● **Aim**
Omit the pictures, then reproduce every remaining record exactly.

· · · · · · ·

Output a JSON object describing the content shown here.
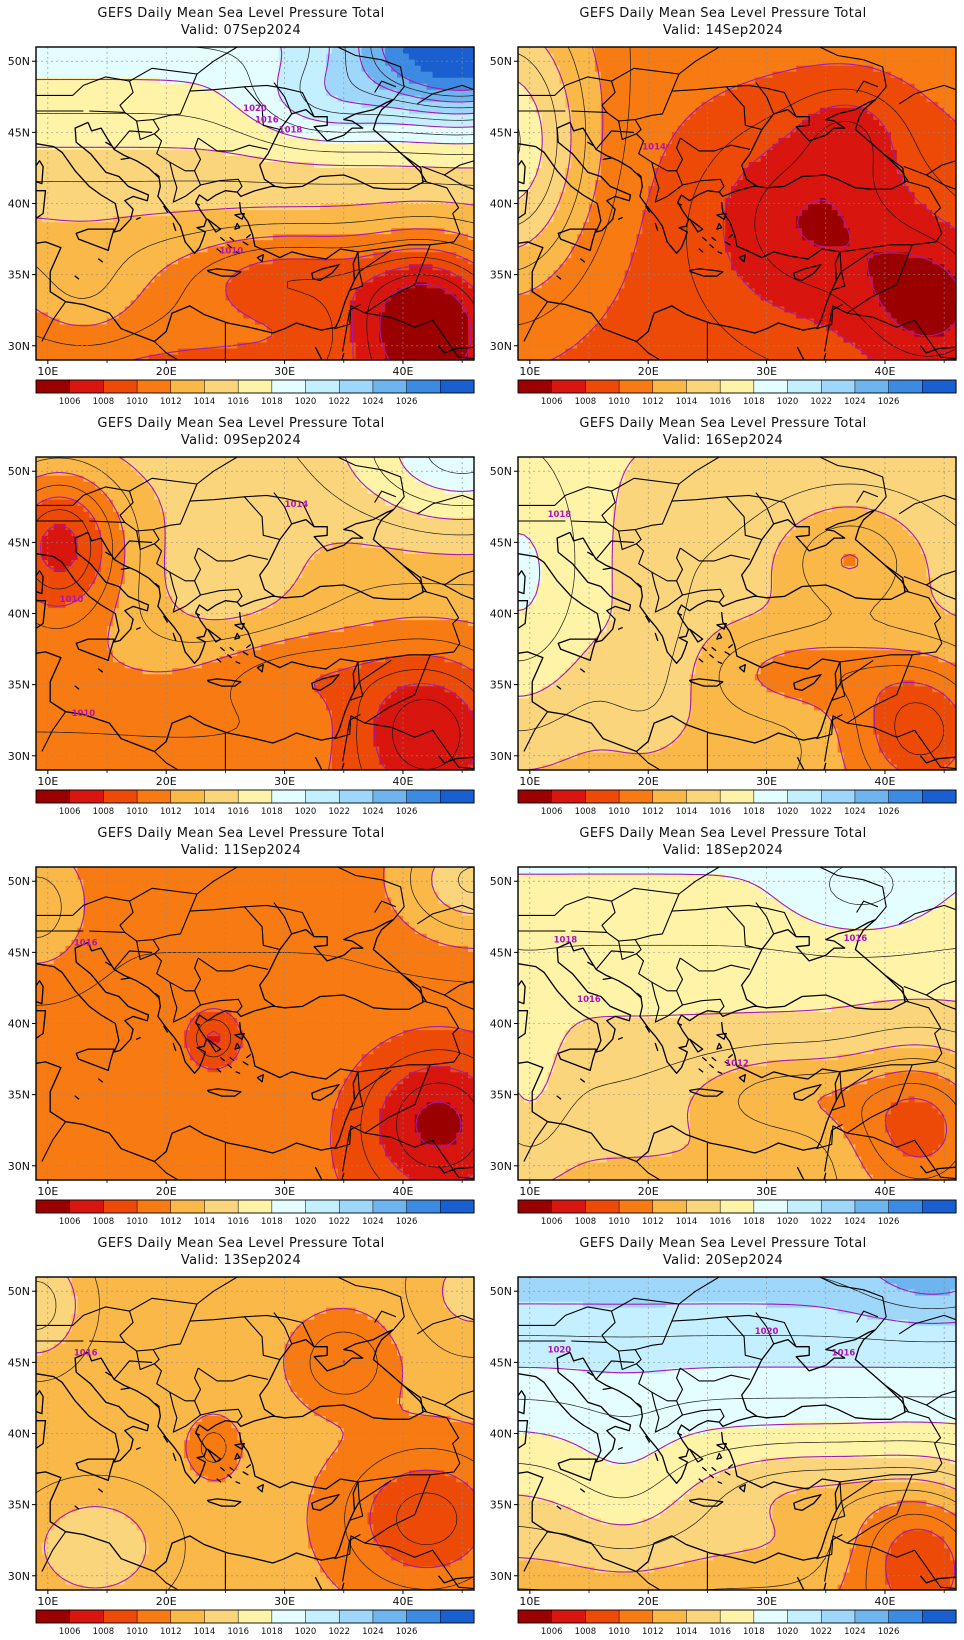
{
  "title_prefix": "GEFS Daily Mean Sea Level Pressure Total",
  "valid_prefix": "Valid:",
  "panels": [
    {
      "date": "07Sep2024",
      "scenario": "s07",
      "isobar_labels": [
        "1020",
        "1016",
        "1018",
        "1010"
      ]
    },
    {
      "date": "14Sep2024",
      "scenario": "s14",
      "isobar_labels": [
        "1014"
      ]
    },
    {
      "date": "09Sep2024",
      "scenario": "s09",
      "isobar_labels": [
        "1014",
        "1010",
        "1010"
      ]
    },
    {
      "date": "16Sep2024",
      "scenario": "s16",
      "isobar_labels": [
        "1018"
      ]
    },
    {
      "date": "11Sep2024",
      "scenario": "s11",
      "isobar_labels": [
        "1016"
      ]
    },
    {
      "date": "18Sep2024",
      "scenario": "s18",
      "isobar_labels": [
        "1018",
        "1016",
        "1016",
        "1012"
      ]
    },
    {
      "date": "13Sep2024",
      "scenario": "s13",
      "isobar_labels": [
        "1016"
      ]
    },
    {
      "date": "20Sep2024",
      "scenario": "s20",
      "isobar_labels": [
        "1020",
        "1020",
        "1016"
      ]
    }
  ],
  "lon_ticks": [
    "10E",
    "20E",
    "30E",
    "40E"
  ],
  "lat_ticks": [
    "50N",
    "45N",
    "40N",
    "35N",
    "30N"
  ],
  "colorbar": {
    "labels": [
      "1006",
      "1008",
      "1010",
      "1012",
      "1014",
      "1016",
      "1018",
      "1020",
      "1022",
      "1024",
      "1026"
    ],
    "colors": [
      "#9a0000",
      "#d8150e",
      "#ed4a08",
      "#f77a12",
      "#f9b848",
      "#fbd57c",
      "#fff3a8",
      "#e4fdff",
      "#c3efff",
      "#9fd7fa",
      "#6eb4ef",
      "#3d8ae2",
      "#1a5fd0"
    ]
  },
  "chart_data": [
    {
      "type": "heatmap",
      "title": "GEFS Daily Mean Sea Level Pressure Total",
      "subtitle": "Valid: 07Sep2024",
      "xlim": [
        9,
        46
      ],
      "ylim": [
        29,
        51
      ]
    },
    {
      "type": "heatmap",
      "title": "GEFS Daily Mean Sea Level Pressure Total",
      "subtitle": "Valid: 14Sep2024",
      "xlim": [
        9,
        46
      ],
      "ylim": [
        29,
        51
      ]
    },
    {
      "type": "heatmap",
      "title": "GEFS Daily Mean Sea Level Pressure Total",
      "subtitle": "Valid: 09Sep2024",
      "xlim": [
        9,
        46
      ],
      "ylim": [
        29,
        51
      ]
    },
    {
      "type": "heatmap",
      "title": "GEFS Daily Mean Sea Level Pressure Total",
      "subtitle": "Valid: 16Sep2024",
      "xlim": [
        9,
        46
      ],
      "ylim": [
        29,
        51
      ]
    },
    {
      "type": "heatmap",
      "title": "GEFS Daily Mean Sea Level Pressure Total",
      "subtitle": "Valid: 11Sep2024",
      "xlim": [
        9,
        46
      ],
      "ylim": [
        29,
        51
      ]
    },
    {
      "type": "heatmap",
      "title": "GEFS Daily Mean Sea Level Pressure Total",
      "subtitle": "Valid: 18Sep2024",
      "xlim": [
        9,
        46
      ],
      "ylim": [
        29,
        51
      ]
    },
    {
      "type": "heatmap",
      "title": "GEFS Daily Mean Sea Level Pressure Total",
      "subtitle": "Valid: 13Sep2024",
      "xlim": [
        9,
        46
      ],
      "ylim": [
        29,
        51
      ]
    },
    {
      "type": "heatmap",
      "title": "GEFS Daily Mean Sea Level Pressure Total",
      "subtitle": "Valid: 20Sep2024",
      "xlim": [
        9,
        46
      ],
      "ylim": [
        29,
        51
      ]
    }
  ]
}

· · · · · · ·

● **Answer in full**
Output a JSON object describing the content shown here.
{
  "title_prefix": "GEFS Daily Mean Sea Level Pressure Total",
  "valid_prefix": "Valid:",
  "panels": [
    {
      "date": "07Sep2024",
      "scenario": "s07",
      "isobar_labels": [
        "1020",
        "1016",
        "1018",
        "1010"
      ]
    },
    {
      "date": "14Sep2024",
      "scenario": "s14",
      "isobar_labels": [
        "1014"
      ]
    },
    {
      "date": "09Sep2024",
      "scenario": "s09",
      "isobar_labels": [
        "1014",
        "1010",
        "1010"
      ]
    },
    {
      "date": "16Sep2024",
      "scenario": "s16",
      "isobar_labels": [
        "1018"
      ]
    },
    {
      "date": "11Sep2024",
      "scenario": "s11",
      "isobar_labels": [
        "1016"
      ]
    },
    {
      "date": "18Sep2024",
      "scenario": "s18",
      "isobar_labels": [
        "1018",
        "1016",
        "1016",
        "1012"
      ]
    },
    {
      "date": "13Sep2024",
      "scenario": "s13",
      "isobar_labels": [
        "1016"
      ]
    },
    {
      "date": "20Sep2024",
      "scenario": "s20",
      "isobar_labels": [
        "1020",
        "1020",
        "1016"
      ]
    }
  ],
  "lon_ticks": [
    "10E",
    "20E",
    "30E",
    "40E"
  ],
  "lat_ticks": [
    "50N",
    "45N",
    "40N",
    "35N",
    "30N"
  ],
  "colorbar": {
    "labels": [
      "1006",
      "1008",
      "1010",
      "1012",
      "1014",
      "1016",
      "1018",
      "1020",
      "1022",
      "1024",
      "1026"
    ],
    "colors": [
      "#9a0000",
      "#d8150e",
      "#ed4a08",
      "#f77a12",
      "#f9b848",
      "#fbd57c",
      "#fff3a8",
      "#e4fdff",
      "#c3efff",
      "#9fd7fa",
      "#6eb4ef",
      "#3d8ae2",
      "#1a5fd0"
    ]
  },
  "chart_data": [
    {
      "type": "heatmap",
      "title": "GEFS Daily Mean Sea Level Pressure Total",
      "subtitle": "Valid: 07Sep2024",
      "xlim": [
        9,
        46
      ],
      "ylim": [
        29,
        51
      ]
    },
    {
      "type": "heatmap",
      "title": "GEFS Daily Mean Sea Level Pressure Total",
      "subtitle": "Valid: 14Sep2024",
      "xlim": [
        9,
        46
      ],
      "ylim": [
        29,
        51
      ]
    },
    {
      "type": "heatmap",
      "title": "GEFS Daily Mean Sea Level Pressure Total",
      "subtitle": "Valid: 09Sep2024",
      "xlim": [
        9,
        46
      ],
      "ylim": [
        29,
        51
      ]
    },
    {
      "type": "heatmap",
      "title": "GEFS Daily Mean Sea Level Pressure Total",
      "subtitle": "Valid: 16Sep2024",
      "xlim": [
        9,
        46
      ],
      "ylim": [
        29,
        51
      ]
    },
    {
      "type": "heatmap",
      "title": "GEFS Daily Mean Sea Level Pressure Total",
      "subtitle": "Valid: 11Sep2024",
      "xlim": [
        9,
        46
      ],
      "ylim": [
        29,
        51
      ]
    },
    {
      "type": "heatmap",
      "title": "GEFS Daily Mean Sea Level Pressure Total",
      "subtitle": "Valid: 18Sep2024",
      "xlim": [
        9,
        46
      ],
      "ylim": [
        29,
        51
      ]
    },
    {
      "type": "heatmap",
      "title": "GEFS Daily Mean Sea Level Pressure Total",
      "subtitle": "Valid: 13Sep2024",
      "xlim": [
        9,
        46
      ],
      "ylim": [
        29,
        51
      ]
    },
    {
      "type": "heatmap",
      "title": "GEFS Daily Mean Sea Level Pressure Total",
      "subtitle": "Valid: 20Sep2024",
      "xlim": [
        9,
        46
      ],
      "ylim": [
        29,
        51
      ]
    }
  ]
}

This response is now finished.